Rows from a dataset »
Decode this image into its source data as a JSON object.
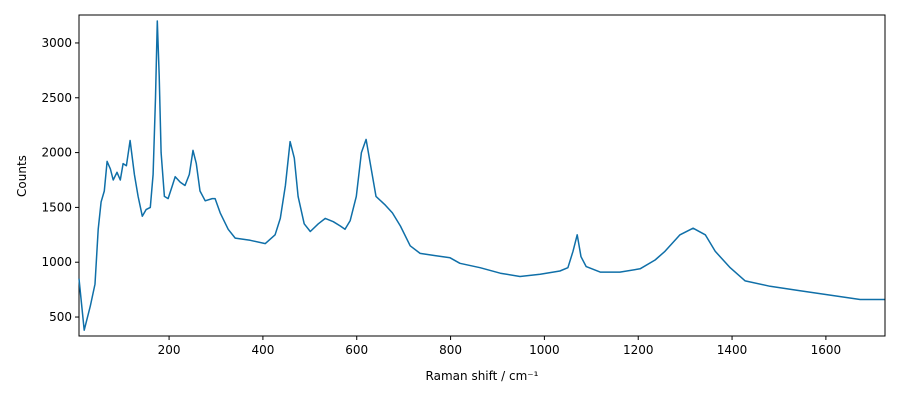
{
  "chart_data": {
    "type": "line",
    "xlabel": "Raman shift / cm⁻¹",
    "ylabel": "Counts",
    "x": [
      8,
      19,
      32,
      42,
      49,
      55,
      62,
      68,
      75,
      81,
      89,
      96,
      102,
      109,
      117,
      126,
      134,
      143,
      151,
      160,
      166,
      171,
      175,
      179,
      183,
      190,
      198,
      207,
      213,
      224,
      234,
      243,
      251,
      258,
      266,
      277,
      292,
      298,
      309,
      326,
      341,
      373,
      405,
      426,
      437,
      448,
      458,
      467,
      475,
      488,
      501,
      518,
      533,
      550,
      565,
      575,
      586,
      599,
      610,
      620,
      629,
      641,
      661,
      676,
      693,
      714,
      735,
      767,
      799,
      820,
      863,
      906,
      948,
      991,
      1033,
      1050,
      1061,
      1070,
      1078,
      1089,
      1119,
      1161,
      1204,
      1236,
      1257,
      1289,
      1317,
      1343,
      1364,
      1396,
      1428,
      1481,
      1545,
      1609,
      1673,
      1725
    ],
    "series": [
      {
        "name": "Counts",
        "color": "#0f6fa8",
        "values": [
          850,
          380,
          600,
          800,
          1300,
          1550,
          1650,
          1920,
          1850,
          1750,
          1820,
          1750,
          1900,
          1880,
          2110,
          1800,
          1600,
          1420,
          1480,
          1500,
          1800,
          2500,
          3200,
          2700,
          2000,
          1600,
          1580,
          1700,
          1780,
          1730,
          1700,
          1800,
          2020,
          1900,
          1650,
          1560,
          1580,
          1580,
          1450,
          1300,
          1220,
          1200,
          1170,
          1250,
          1400,
          1700,
          2100,
          1950,
          1600,
          1350,
          1280,
          1350,
          1400,
          1370,
          1330,
          1300,
          1380,
          1600,
          2000,
          2120,
          1900,
          1600,
          1520,
          1450,
          1330,
          1150,
          1080,
          1060,
          1040,
          990,
          950,
          900,
          870,
          890,
          920,
          950,
          1100,
          1250,
          1050,
          960,
          910,
          910,
          940,
          1020,
          1100,
          1250,
          1310,
          1250,
          1100,
          950,
          830,
          780,
          740,
          700,
          660,
          660
        ]
      }
    ],
    "xlim": [
      8,
      1726
    ],
    "ylim": [
      327,
      3255
    ],
    "xticks": [
      200,
      400,
      600,
      800,
      1000,
      1200,
      1400,
      1600
    ],
    "yticks": [
      500,
      1000,
      1500,
      2000,
      2500,
      3000
    ]
  }
}
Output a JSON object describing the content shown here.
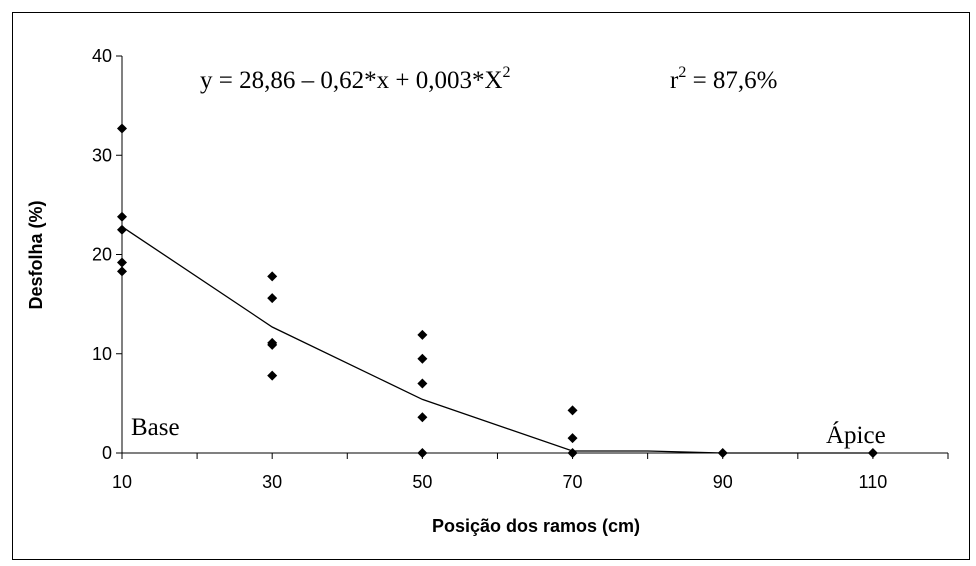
{
  "chart_data": {
    "type": "scatter",
    "title": "",
    "xlabel": "Posição dos ramos (cm)",
    "ylabel": "Desfolha (%)",
    "xlim": [
      10,
      120
    ],
    "ylim": [
      0,
      40
    ],
    "x_ticks": [
      10,
      30,
      50,
      70,
      90,
      110
    ],
    "y_ticks": [
      0,
      10,
      20,
      30,
      40
    ],
    "grid": false,
    "legend": "none",
    "points": [
      {
        "x": 10,
        "y": 32.7
      },
      {
        "x": 10,
        "y": 23.8
      },
      {
        "x": 10,
        "y": 22.5
      },
      {
        "x": 10,
        "y": 19.2
      },
      {
        "x": 10,
        "y": 18.3
      },
      {
        "x": 30,
        "y": 17.8
      },
      {
        "x": 30,
        "y": 15.6
      },
      {
        "x": 30,
        "y": 11.1
      },
      {
        "x": 30,
        "y": 10.9
      },
      {
        "x": 30,
        "y": 7.8
      },
      {
        "x": 50,
        "y": 11.9
      },
      {
        "x": 50,
        "y": 9.5
      },
      {
        "x": 50,
        "y": 7.0
      },
      {
        "x": 50,
        "y": 3.6
      },
      {
        "x": 50,
        "y": 0
      },
      {
        "x": 70,
        "y": 4.3
      },
      {
        "x": 70,
        "y": 1.5
      },
      {
        "x": 70,
        "y": 0
      },
      {
        "x": 90,
        "y": 0
      },
      {
        "x": 110,
        "y": 0
      }
    ],
    "fit_line": {
      "x": [
        10,
        30,
        50,
        70,
        80,
        90,
        110
      ],
      "y": [
        22.8,
        12.7,
        5.4,
        0.2,
        0.2,
        0,
        0
      ]
    },
    "equation": {
      "main": "y = 28,86 – 0,62*x + 0,003*X",
      "sup": "2"
    },
    "r_squared": {
      "prefix": "r",
      "sup": "2",
      "rest": " = 87,6%"
    },
    "annotations": {
      "base": "Base",
      "apice": "Ápice"
    },
    "colors": {
      "marker": "#000000",
      "line": "#000000",
      "axis": "#000000"
    }
  }
}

Exercise directions » Find all lines holding the string "JSON" and copy them.

Result »
Decode this image into its source data as a JSON object.
Output a JSON object describing the content shown here.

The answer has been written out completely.